Job:
From the listing below, pick out and copy every line that contains the string "title". Case counts, so match capital and lowercase letters.

Data supplied:
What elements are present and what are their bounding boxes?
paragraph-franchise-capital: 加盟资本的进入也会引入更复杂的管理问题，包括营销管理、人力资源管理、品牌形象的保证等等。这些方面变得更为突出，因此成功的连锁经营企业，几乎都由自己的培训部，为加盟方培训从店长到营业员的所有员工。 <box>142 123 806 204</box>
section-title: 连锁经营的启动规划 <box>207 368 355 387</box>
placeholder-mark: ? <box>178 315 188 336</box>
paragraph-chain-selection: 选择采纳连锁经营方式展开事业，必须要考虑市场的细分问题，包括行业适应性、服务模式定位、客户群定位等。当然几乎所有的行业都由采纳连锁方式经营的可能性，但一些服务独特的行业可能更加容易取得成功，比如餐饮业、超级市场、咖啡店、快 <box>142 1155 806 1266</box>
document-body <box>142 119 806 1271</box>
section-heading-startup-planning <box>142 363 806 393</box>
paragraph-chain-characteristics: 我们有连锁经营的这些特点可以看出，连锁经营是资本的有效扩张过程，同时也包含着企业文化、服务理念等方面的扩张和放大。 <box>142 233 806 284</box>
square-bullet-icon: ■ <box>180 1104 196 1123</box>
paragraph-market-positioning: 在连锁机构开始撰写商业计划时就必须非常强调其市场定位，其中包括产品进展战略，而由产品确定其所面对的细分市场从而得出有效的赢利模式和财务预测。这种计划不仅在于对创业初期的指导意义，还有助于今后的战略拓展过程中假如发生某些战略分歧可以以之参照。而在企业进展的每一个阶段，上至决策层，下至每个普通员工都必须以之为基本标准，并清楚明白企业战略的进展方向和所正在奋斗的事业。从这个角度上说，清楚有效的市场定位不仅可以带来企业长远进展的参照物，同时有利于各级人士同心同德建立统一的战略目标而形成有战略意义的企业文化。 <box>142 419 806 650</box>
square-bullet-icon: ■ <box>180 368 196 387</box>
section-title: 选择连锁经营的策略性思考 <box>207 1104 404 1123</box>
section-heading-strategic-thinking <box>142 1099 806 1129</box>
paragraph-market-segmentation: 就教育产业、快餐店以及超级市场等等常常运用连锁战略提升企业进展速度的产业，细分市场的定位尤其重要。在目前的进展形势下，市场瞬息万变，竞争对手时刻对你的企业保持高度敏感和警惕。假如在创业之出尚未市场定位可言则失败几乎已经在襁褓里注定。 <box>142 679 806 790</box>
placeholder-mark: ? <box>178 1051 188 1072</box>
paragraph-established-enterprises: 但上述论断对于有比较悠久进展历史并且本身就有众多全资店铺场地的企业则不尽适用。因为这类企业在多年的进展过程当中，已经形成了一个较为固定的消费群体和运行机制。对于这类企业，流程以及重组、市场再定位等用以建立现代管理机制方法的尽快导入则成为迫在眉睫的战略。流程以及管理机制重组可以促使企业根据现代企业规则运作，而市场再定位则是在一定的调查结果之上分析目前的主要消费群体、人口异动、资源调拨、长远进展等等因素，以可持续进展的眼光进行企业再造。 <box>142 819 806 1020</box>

---

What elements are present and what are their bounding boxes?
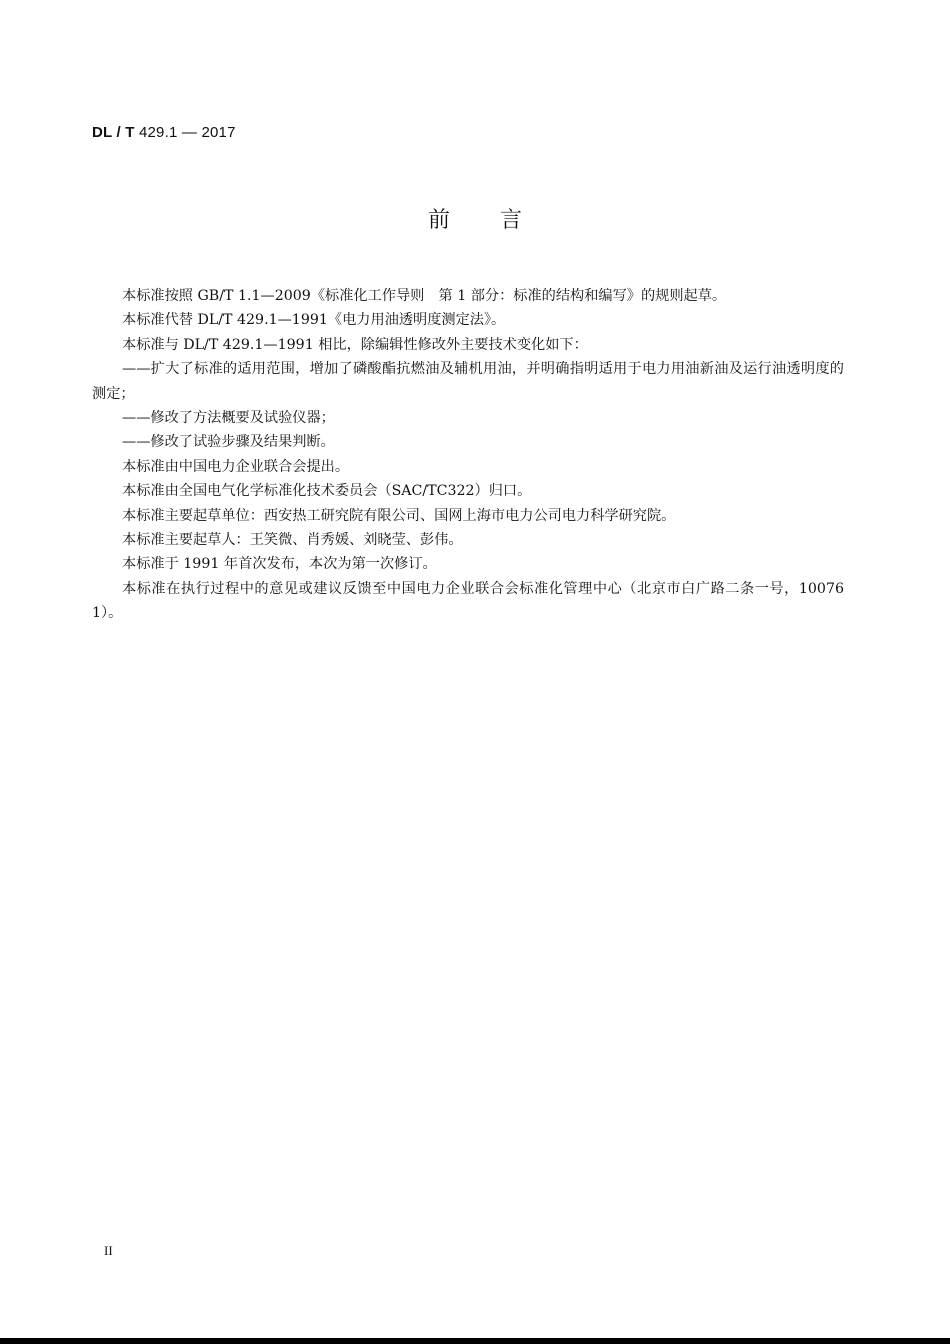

--

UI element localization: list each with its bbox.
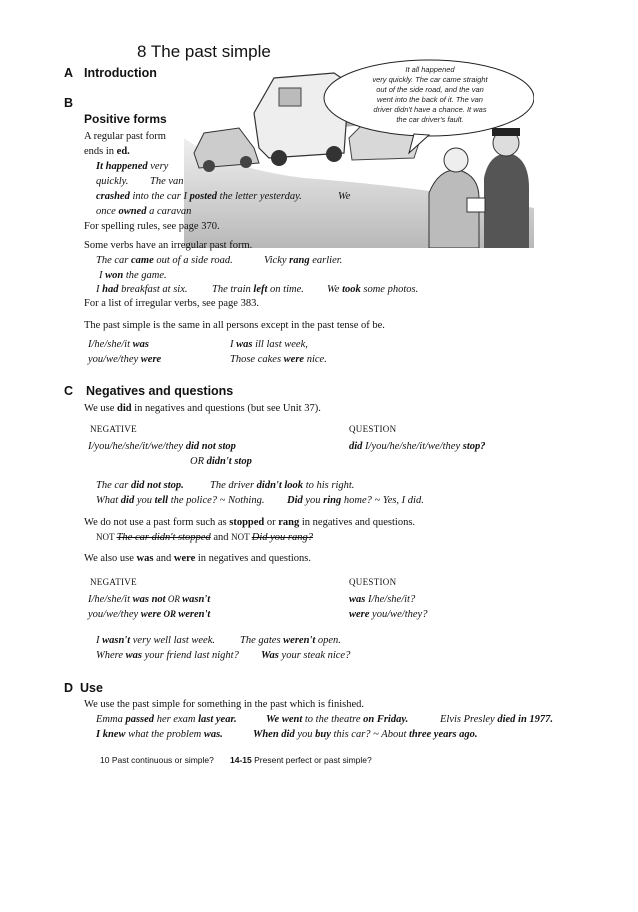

Solved problem:
section-title: 连锁经营的启动规划 <box>207 368 355 387</box>
section-title: 选择连锁经营的策略性思考 <box>207 1104 404 1123</box>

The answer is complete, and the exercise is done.